**Data for the task:**

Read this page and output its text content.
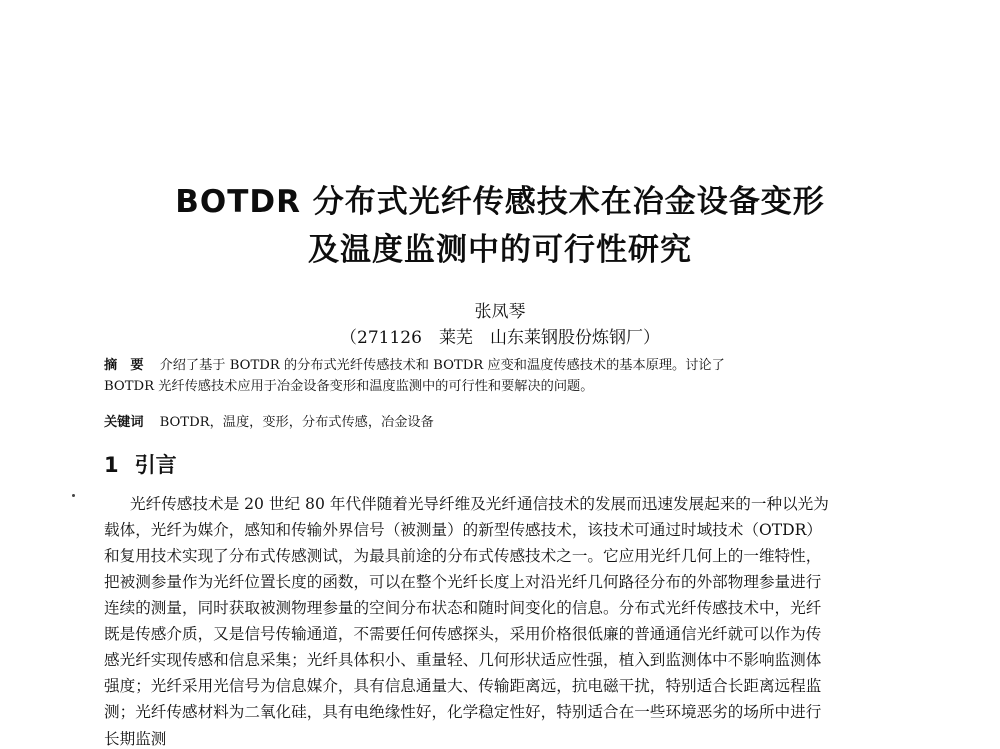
BOTDR 分布式光纤传感技术在冶金设备变形
及温度监测中的可行性研究
张凤琴
（271126　莱芜　山东莱钢股份炼钢厂）
摘　要 介绍了基于 BOTDR 的分布式光纤传感技术和 BOTDR 应变和温度传感技术的基本原理。讨论了
BOTDR 光纤传感技术应用于冶金设备变形和温度监测中的可行性和要解决的问题。
关键词 BOTDR，温度，变形，分布式传感，冶金设备
1 引言
光纤传感技术是 20 世纪 80 年代伴随着光导纤维及光纤通信技术的发展而迅速发展起来的一种以光为
载体，光纤为媒介，感知和传输外界信号（被测量）的新型传感技术，该技术可通过时域技术（OTDR）
和复用技术实现了分布式传感测试，为最具前途的分布式传感技术之一。它应用光纤几何上的一维特性，
把被测参量作为光纤位置长度的函数，可以在整个光纤长度上对沿光纤几何路径分布的外部物理参量进行
连续的测量，同时获取被测物理参量的空间分布状态和随时间变化的信息。分布式光纤传感技术中，光纤
既是传感介质，又是信号传输通道，不需要任何传感探头，采用价格很低廉的普通通信光纤就可以作为传
感光纤实现传感和信息采集；光纤具体积小、重量轻、几何形状适应性强，植入到监测体中不影响监测体
强度；光纤采用光信号为信息媒介，具有信息通量大、传输距离远，抗电磁干扰，特别适合长距离远程监
测；光纤传感材料为二氧化硅，具有电绝缘性好，化学稳定性好，特别适合在一些环境恶劣的场所中进行
长期监测
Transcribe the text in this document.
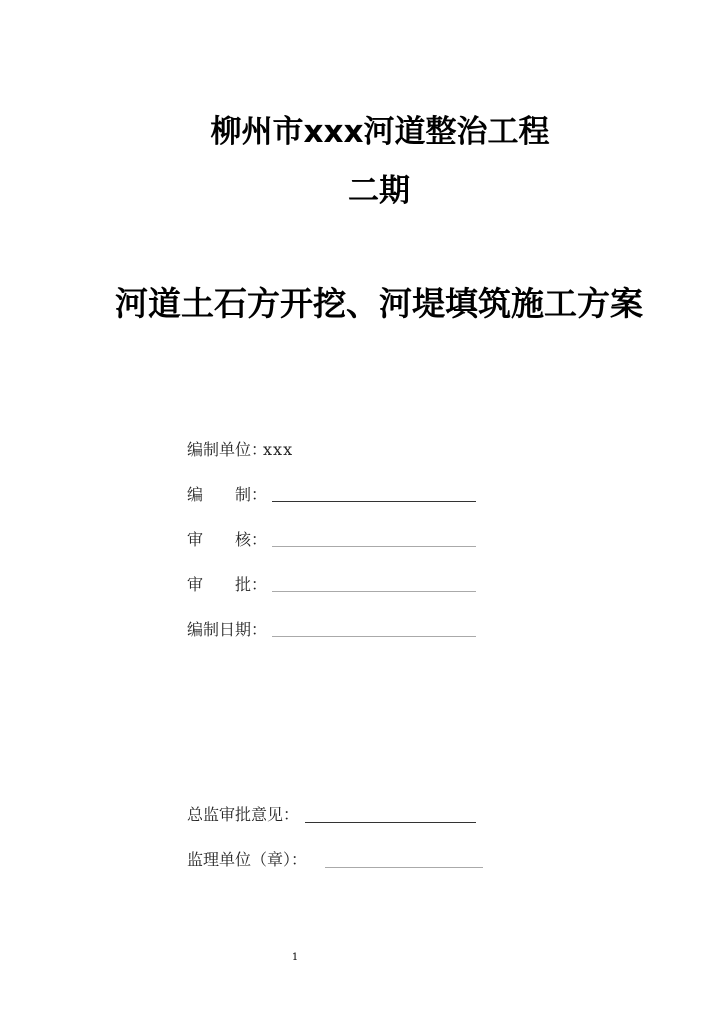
柳州市xxx河道整治工程
二期
河道土石方开挖、河堤填筑施工方案
编制单位：xxx
编 制 ：
审 核 ：
审 批 ：
编制日期：
总监审批意见：
监理单位（章）：
1
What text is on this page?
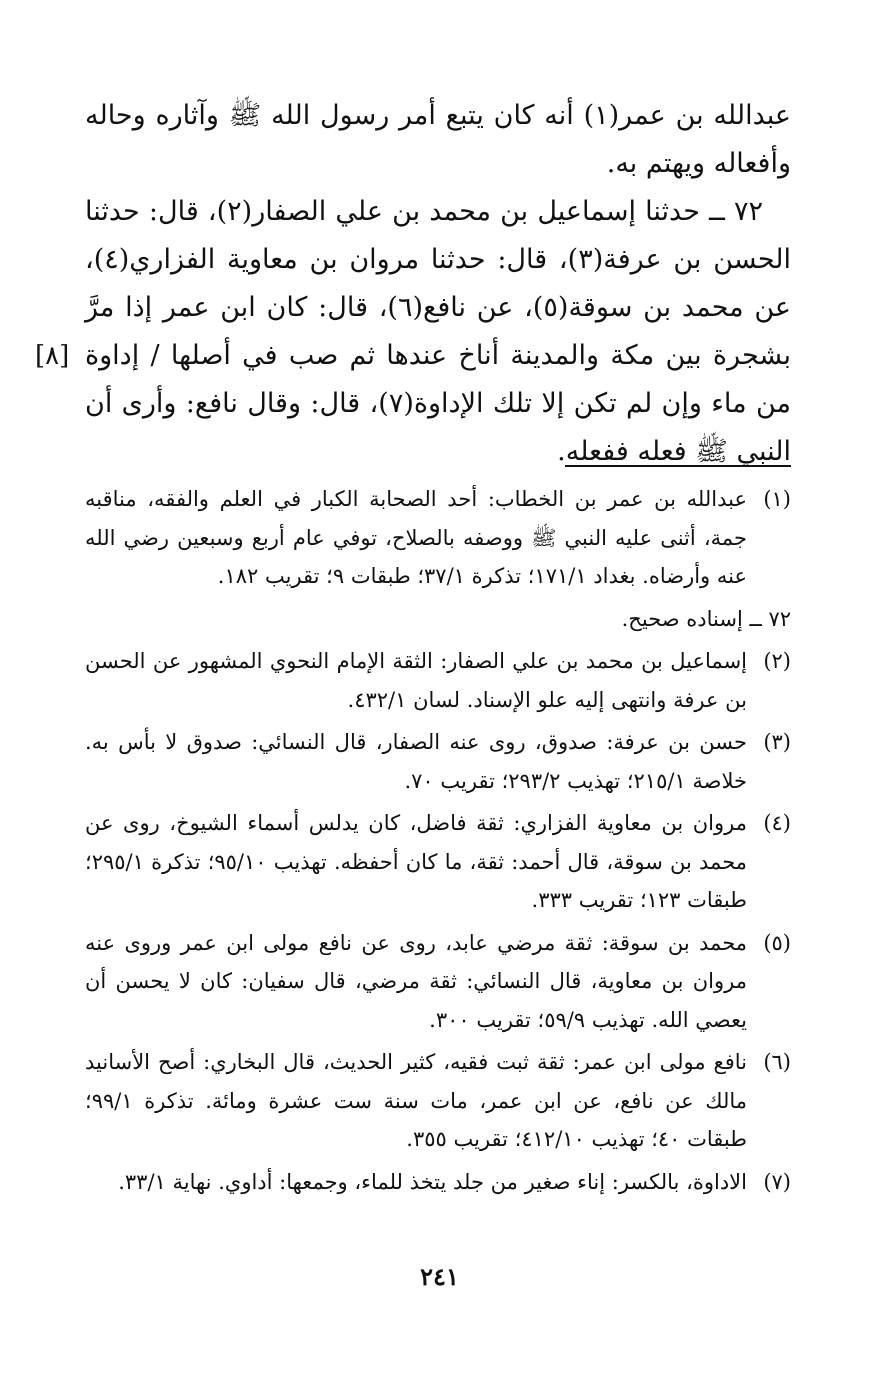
عبدالله بن عمر(١) أنه كان يتبع أمر رسول الله ﷺ وآثاره وحاله وأفعاله ويهتم به.

٧٢ ــ حدثنا إسماعيل بن محمد بن علي الصفار(٢)، قال: حدثنا الحسن بن عرفة(٣)، قال: حدثنا مروان بن معاوية الفزاري(٤)، عن محمد بن سوقة(٥)، عن نافع(٦)، قال: كان ابن عمر إذا مرَّ بشجرة بين مكة والمدينة أناخ عندها ثم صب في أصلها / إداوة من ماء وإن لم تكن إلا تلك الإداوة(٧)، قال: وقال نافع: وأرى أن النبي ﷺ فعله ففعله.

[٨]
(١)
عبدالله بن عمر بن الخطاب: أحد الصحابة الكبار في العلم والفقه، مناقبه جمة، أثنى عليه النبي ﷺ ووصفه بالصلاح، توفي عام أربع وسبعين رضي الله عنه وأرضاه. بغداد ١٧١/١؛ تذكرة ٣٧/١؛ طبقات ٩؛ تقريب ١٨٢.
٧٢ ــ إسناده صحيح.
(٢)
إسماعيل بن محمد بن علي الصفار: الثقة الإمام النحوي المشهور عن الحسن بن عرفة وانتهى إليه علو الإسناد. لسان ٤٣٢/١.
(٣)
حسن بن عرفة: صدوق، روى عنه الصفار، قال النسائي: صدوق لا بأس به. خلاصة ٢١٥/١؛ تهذيب ٢٩٣/٢؛ تقريب ٧٠.
(٤)
مروان بن معاوية الفزاري: ثقة فاضل، كان يدلس أسماء الشيوخ، روى عن محمد بن سوقة، قال أحمد: ثقة، ما كان أحفظه. تهذيب ٩٥/١٠؛ تذكرة ٢٩٥/١؛ طبقات ١٢٣؛ تقريب ٣٣٣.
(٥)
محمد بن سوقة: ثقة مرضي عابد، روى عن نافع مولى ابن عمر وروى عنه مروان بن معاوية، قال النسائي: ثقة مرضي، قال سفيان: كان لا يحسن أن يعصي الله. تهذيب ٥٩/٩؛ تقريب ٣٠٠.
(٦)
نافع مولى ابن عمر: ثقة ثبت فقيه، كثير الحديث، قال البخاري: أصح الأسانيد مالك عن نافع، عن ابن عمر، مات سنة ست عشرة ومائة. تذكرة ٩٩/١؛ طبقات ٤٠؛ تهذيب ٤١٢/١٠؛ تقريب ٣٥٥.
(٧)
الاداوة، بالكسر: إناء صغير من جلد يتخذ للماء، وجمعها: أداوي. نهاية ٣٣/١.
٢٤١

**Objective:** Of all the lines in the data above, state how many include "سوقة". Say only the number.

**Solved problem:** 3